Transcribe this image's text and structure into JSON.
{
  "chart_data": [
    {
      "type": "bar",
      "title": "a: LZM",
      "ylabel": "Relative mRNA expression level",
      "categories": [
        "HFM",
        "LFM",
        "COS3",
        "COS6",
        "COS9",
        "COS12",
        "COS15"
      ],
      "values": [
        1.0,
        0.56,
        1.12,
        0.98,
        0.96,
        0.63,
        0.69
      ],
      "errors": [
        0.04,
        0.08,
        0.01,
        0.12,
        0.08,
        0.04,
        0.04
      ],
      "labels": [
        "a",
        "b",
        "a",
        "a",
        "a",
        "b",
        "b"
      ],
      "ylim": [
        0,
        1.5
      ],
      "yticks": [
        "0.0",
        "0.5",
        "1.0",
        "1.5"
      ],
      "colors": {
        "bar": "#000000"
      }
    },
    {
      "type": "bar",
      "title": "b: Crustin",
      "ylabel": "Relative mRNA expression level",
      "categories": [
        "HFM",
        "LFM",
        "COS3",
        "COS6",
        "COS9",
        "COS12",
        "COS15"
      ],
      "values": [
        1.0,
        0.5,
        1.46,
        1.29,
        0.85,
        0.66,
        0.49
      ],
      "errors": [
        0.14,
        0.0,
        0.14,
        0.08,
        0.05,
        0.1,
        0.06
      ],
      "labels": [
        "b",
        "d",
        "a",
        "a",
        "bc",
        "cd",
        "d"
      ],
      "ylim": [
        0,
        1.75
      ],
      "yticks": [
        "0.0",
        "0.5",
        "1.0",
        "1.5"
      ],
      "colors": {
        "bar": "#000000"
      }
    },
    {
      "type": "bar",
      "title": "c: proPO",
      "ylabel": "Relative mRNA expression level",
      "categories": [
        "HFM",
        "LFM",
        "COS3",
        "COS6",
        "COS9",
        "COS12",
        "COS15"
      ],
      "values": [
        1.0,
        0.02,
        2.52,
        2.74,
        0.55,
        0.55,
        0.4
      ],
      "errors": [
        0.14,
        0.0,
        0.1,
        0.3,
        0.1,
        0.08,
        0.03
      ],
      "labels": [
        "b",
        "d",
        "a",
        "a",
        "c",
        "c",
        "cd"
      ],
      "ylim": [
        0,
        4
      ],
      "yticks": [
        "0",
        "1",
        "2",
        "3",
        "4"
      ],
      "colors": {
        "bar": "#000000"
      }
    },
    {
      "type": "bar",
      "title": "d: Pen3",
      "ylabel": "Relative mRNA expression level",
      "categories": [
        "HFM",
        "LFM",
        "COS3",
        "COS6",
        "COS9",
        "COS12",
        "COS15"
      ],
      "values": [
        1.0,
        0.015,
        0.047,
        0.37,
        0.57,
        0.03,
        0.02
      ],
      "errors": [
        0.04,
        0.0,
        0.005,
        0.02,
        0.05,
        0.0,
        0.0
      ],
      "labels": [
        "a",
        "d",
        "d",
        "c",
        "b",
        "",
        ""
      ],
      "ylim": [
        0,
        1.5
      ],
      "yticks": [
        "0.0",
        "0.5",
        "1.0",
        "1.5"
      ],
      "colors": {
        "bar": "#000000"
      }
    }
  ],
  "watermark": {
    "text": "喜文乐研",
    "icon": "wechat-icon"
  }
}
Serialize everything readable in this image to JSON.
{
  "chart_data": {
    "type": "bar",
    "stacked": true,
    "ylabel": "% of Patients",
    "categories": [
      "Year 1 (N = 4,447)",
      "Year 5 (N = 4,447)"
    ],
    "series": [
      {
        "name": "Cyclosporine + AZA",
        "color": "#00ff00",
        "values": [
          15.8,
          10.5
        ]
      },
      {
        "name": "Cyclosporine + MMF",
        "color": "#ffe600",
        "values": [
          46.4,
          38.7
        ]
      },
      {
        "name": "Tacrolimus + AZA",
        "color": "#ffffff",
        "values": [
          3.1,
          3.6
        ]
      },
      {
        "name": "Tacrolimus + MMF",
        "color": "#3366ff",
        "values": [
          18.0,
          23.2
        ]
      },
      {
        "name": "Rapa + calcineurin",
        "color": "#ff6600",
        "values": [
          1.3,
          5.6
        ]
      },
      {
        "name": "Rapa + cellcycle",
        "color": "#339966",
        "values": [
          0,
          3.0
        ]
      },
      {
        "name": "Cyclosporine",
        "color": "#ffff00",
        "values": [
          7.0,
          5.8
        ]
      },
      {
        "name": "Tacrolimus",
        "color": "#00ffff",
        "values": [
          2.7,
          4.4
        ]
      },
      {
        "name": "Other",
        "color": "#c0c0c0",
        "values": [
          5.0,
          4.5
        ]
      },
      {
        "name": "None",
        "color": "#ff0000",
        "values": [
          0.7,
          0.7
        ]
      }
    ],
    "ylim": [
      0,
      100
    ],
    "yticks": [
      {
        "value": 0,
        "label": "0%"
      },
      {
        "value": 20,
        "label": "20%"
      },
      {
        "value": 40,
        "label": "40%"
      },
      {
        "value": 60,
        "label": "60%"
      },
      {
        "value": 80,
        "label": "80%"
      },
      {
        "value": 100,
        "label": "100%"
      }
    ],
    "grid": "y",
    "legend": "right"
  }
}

- Directions for this task -
Could the data above be returned exactly as it stands?

- Finished task -
Transcribe this image's text and structure into JSON.
{
  "chart_data": [
    {
      "type": "bar",
      "title": "a: LZM",
      "ylabel": "Relative mRNA expression level",
      "categories": [
        "HFM",
        "LFM",
        "COS3",
        "COS6",
        "COS9",
        "COS12",
        "COS15"
      ],
      "values": [
        1.0,
        0.56,
        1.12,
        0.98,
        0.96,
        0.63,
        0.69
      ],
      "errors": [
        0.04,
        0.08,
        0.01,
        0.12,
        0.08,
        0.04,
        0.04
      ],
      "labels": [
        "a",
        "b",
        "a",
        "a",
        "a",
        "b",
        "b"
      ],
      "ylim": [
        0,
        1.5
      ],
      "yticks": [
        "0.0",
        "0.5",
        "1.0",
        "1.5"
      ],
      "colors": {
        "bar": "#000000"
      }
    },
    {
      "type": "bar",
      "title": "b: Crustin",
      "ylabel": "Relative mRNA expression level",
      "categories": [
        "HFM",
        "LFM",
        "COS3",
        "COS6",
        "COS9",
        "COS12",
        "COS15"
      ],
      "values": [
        1.0,
        0.5,
        1.46,
        1.29,
        0.85,
        0.66,
        0.49
      ],
      "errors": [
        0.14,
        0.0,
        0.14,
        0.08,
        0.05,
        0.1,
        0.06
      ],
      "labels": [
        "b",
        "d",
        "a",
        "a",
        "bc",
        "cd",
        "d"
      ],
      "ylim": [
        0,
        1.75
      ],
      "yticks": [
        "0.0",
        "0.5",
        "1.0",
        "1.5"
      ],
      "colors": {
        "bar": "#000000"
      }
    },
    {
      "type": "bar",
      "title": "c: proPO",
      "ylabel": "Relative mRNA expression level",
      "categories": [
        "HFM",
        "LFM",
        "COS3",
        "COS6",
        "COS9",
        "COS12",
        "COS15"
      ],
      "values": [
        1.0,
        0.02,
        2.52,
        2.74,
        0.55,
        0.55,
        0.4
      ],
      "errors": [
        0.14,
        0.0,
        0.1,
        0.3,
        0.1,
        0.08,
        0.03
      ],
      "labels": [
        "b",
        "d",
        "a",
        "a",
        "c",
        "c",
        "cd"
      ],
      "ylim": [
        0,
        4
      ],
      "yticks": [
        "0",
        "1",
        "2",
        "3",
        "4"
      ],
      "colors": {
        "bar": "#000000"
      }
    },
    {
      "type": "bar",
      "title": "d: Pen3",
      "ylabel": "Relative mRNA expression level",
      "categories": [
        "HFM",
        "LFM",
        "COS3",
        "COS6",
        "COS9",
        "COS12",
        "COS15"
      ],
      "values": [
        1.0,
        0.015,
        0.047,
        0.37,
        0.57,
        0.03,
        0.02
      ],
      "errors": [
        0.04,
        0.0,
        0.005,
        0.02,
        0.05,
        0.0,
        0.0
      ],
      "labels": [
        "a",
        "d",
        "d",
        "c",
        "b",
        "",
        ""
      ],
      "ylim": [
        0,
        1.5
      ],
      "yticks": [
        "0.0",
        "0.5",
        "1.0",
        "1.5"
      ],
      "colors": {
        "bar": "#000000"
      }
    }
  ],
  "watermark": {
    "text": "喜文乐研",
    "icon": "wechat-icon"
  }
}
Serialize everything readable in this image to JSON.
{
  "chart_data": {
    "type": "bar",
    "stacked": true,
    "ylabel": "% of Patients",
    "categories": [
      "Year 1 (N = 4,447)",
      "Year 5 (N = 4,447)"
    ],
    "series": [
      {
        "name": "Cyclosporine + AZA",
        "color": "#00ff00",
        "values": [
          15.8,
          10.5
        ]
      },
      {
        "name": "Cyclosporine + MMF",
        "color": "#ffe600",
        "values": [
          46.4,
          38.7
        ]
      },
      {
        "name": "Tacrolimus + AZA",
        "color": "#ffffff",
        "values": [
          3.1,
          3.6
        ]
      },
      {
        "name": "Tacrolimus + MMF",
        "color": "#3366ff",
        "values": [
          18.0,
          23.2
        ]
      },
      {
        "name": "Rapa + calcineurin",
        "color": "#ff6600",
        "values": [
          1.3,
          5.6
        ]
      },
      {
        "name": "Rapa + cellcycle",
        "color": "#339966",
        "values": [
          0,
          3.0
        ]
      },
      {
        "name": "Cyclosporine",
        "color": "#ffff00",
        "values": [
          7.0,
          5.8
        ]
      },
      {
        "name": "Tacrolimus",
        "color": "#00ffff",
        "values": [
          2.7,
          4.4
        ]
      },
      {
        "name": "Other",
        "color": "#c0c0c0",
        "values": [
          5.0,
          4.5
        ]
      },
      {
        "name": "None",
        "color": "#ff0000",
        "values": [
          0.7,
          0.7
        ]
      }
    ],
    "ylim": [
      0,
      100
    ],
    "yticks": [
      {
        "value": 0,
        "label": "0%"
      },
      {
        "value": 20,
        "label": "20%"
      },
      {
        "value": 40,
        "label": "40%"
      },
      {
        "value": 60,
        "label": "60%"
      },
      {
        "value": 80,
        "label": "80%"
      },
      {
        "value": 100,
        "label": "100%"
      }
    ],
    "grid": "y",
    "legend": "right"
  }
}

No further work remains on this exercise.